**Task prompt**
Report each line of the data that includes the word "CONDé".

**Records shown**
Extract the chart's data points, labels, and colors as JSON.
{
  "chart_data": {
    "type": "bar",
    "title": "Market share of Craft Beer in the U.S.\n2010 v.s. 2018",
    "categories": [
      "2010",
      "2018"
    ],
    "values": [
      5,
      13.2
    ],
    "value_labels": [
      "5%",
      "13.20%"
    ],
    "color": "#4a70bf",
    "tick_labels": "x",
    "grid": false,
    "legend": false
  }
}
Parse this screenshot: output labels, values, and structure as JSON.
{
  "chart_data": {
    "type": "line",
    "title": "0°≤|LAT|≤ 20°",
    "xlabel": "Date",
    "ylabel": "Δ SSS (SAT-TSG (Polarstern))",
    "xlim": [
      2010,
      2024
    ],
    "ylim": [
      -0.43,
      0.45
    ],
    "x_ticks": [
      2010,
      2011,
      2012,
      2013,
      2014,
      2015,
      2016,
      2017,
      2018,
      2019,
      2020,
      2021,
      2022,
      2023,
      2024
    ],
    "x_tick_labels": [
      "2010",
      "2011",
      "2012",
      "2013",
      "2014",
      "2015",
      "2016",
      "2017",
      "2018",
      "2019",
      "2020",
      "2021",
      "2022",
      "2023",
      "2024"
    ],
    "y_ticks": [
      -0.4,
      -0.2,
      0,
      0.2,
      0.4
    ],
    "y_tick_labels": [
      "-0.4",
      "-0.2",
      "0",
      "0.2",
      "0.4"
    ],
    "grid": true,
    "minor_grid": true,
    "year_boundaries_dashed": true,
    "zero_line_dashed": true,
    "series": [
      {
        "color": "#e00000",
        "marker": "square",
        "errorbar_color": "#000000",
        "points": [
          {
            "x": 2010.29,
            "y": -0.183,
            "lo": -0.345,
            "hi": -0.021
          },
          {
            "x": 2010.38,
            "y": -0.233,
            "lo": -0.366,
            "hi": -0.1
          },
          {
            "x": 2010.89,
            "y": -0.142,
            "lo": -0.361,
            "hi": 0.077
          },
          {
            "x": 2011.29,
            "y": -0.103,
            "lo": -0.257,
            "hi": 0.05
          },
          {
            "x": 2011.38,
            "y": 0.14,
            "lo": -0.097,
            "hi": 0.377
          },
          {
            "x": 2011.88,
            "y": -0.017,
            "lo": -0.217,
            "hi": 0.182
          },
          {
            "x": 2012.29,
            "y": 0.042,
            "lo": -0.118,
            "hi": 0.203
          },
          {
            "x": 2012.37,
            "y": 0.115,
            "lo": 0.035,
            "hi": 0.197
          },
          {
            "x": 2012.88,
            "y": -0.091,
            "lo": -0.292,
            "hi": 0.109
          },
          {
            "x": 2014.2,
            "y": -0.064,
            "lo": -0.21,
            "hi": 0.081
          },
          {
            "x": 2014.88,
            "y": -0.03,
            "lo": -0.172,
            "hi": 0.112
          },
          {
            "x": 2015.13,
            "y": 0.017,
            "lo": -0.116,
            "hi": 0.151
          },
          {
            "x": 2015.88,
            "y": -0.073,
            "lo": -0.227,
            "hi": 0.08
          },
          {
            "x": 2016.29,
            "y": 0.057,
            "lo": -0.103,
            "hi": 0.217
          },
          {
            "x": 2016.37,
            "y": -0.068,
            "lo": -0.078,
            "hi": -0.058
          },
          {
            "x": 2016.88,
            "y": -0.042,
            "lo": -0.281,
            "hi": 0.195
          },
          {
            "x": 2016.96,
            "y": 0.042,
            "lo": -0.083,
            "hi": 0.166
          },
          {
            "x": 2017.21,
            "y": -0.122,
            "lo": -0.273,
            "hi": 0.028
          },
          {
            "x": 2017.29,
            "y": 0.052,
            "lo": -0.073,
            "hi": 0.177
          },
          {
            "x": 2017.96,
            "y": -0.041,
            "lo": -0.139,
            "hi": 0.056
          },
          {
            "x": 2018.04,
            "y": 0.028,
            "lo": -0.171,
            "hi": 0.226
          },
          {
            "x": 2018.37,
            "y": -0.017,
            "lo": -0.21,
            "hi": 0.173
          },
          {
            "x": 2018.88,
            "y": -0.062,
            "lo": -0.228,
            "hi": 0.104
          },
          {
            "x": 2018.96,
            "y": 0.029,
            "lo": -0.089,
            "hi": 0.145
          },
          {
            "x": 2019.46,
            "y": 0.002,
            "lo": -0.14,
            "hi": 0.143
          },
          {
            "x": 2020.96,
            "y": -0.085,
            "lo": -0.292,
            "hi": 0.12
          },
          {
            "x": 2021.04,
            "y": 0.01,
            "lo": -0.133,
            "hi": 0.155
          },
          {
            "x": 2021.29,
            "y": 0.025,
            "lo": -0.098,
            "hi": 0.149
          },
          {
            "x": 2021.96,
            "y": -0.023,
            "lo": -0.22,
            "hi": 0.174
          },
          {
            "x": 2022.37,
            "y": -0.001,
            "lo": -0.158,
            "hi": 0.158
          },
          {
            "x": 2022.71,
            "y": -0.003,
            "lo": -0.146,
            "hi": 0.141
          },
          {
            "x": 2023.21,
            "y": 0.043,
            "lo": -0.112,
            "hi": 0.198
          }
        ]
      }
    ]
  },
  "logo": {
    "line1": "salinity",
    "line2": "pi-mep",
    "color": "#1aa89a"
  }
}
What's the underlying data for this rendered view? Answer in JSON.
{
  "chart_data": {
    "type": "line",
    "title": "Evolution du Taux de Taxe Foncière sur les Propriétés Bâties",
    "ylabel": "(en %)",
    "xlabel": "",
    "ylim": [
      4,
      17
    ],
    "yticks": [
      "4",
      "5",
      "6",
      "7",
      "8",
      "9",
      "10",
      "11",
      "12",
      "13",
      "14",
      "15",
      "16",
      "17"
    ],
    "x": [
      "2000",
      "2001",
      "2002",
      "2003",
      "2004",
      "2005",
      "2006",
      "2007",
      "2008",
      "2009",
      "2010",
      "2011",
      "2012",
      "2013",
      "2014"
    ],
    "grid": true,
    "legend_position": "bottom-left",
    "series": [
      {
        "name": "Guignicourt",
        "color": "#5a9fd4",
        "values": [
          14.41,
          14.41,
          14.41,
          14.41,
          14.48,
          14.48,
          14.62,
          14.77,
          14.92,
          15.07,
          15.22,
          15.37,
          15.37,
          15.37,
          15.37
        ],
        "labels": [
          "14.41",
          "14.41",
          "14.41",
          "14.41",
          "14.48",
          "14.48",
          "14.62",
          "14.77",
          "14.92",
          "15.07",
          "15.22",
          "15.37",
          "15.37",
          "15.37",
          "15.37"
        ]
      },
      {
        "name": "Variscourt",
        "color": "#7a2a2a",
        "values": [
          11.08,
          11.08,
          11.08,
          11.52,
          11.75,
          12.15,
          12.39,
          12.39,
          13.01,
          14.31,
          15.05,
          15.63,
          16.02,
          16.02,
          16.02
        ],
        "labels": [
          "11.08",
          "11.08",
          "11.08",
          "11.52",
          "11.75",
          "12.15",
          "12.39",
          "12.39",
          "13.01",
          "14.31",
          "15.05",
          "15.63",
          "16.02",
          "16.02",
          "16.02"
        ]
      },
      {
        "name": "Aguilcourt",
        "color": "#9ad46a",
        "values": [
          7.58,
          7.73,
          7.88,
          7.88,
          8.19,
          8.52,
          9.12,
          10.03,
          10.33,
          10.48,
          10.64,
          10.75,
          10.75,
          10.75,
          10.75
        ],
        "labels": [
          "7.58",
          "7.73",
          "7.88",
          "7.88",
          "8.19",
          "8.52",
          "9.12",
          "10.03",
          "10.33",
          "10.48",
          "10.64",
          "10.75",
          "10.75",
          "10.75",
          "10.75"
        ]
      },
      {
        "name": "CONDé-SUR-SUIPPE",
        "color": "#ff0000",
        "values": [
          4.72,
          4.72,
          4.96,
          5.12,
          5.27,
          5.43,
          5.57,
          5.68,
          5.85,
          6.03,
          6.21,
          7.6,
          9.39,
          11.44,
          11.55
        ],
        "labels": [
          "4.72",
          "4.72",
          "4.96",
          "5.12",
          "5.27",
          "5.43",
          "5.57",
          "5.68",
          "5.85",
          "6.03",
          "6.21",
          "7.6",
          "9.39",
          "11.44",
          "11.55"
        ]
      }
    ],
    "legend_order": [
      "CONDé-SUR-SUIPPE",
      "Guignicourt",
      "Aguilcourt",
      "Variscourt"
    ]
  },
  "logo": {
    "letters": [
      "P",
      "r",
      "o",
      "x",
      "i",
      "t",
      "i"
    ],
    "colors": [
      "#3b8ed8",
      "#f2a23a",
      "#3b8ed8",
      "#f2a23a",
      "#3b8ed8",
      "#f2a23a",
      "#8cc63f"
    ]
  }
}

**Response to the task**
        "name": "CONDé-SUR-SUIPPE",
      "CONDé-SUR-SUIPPE",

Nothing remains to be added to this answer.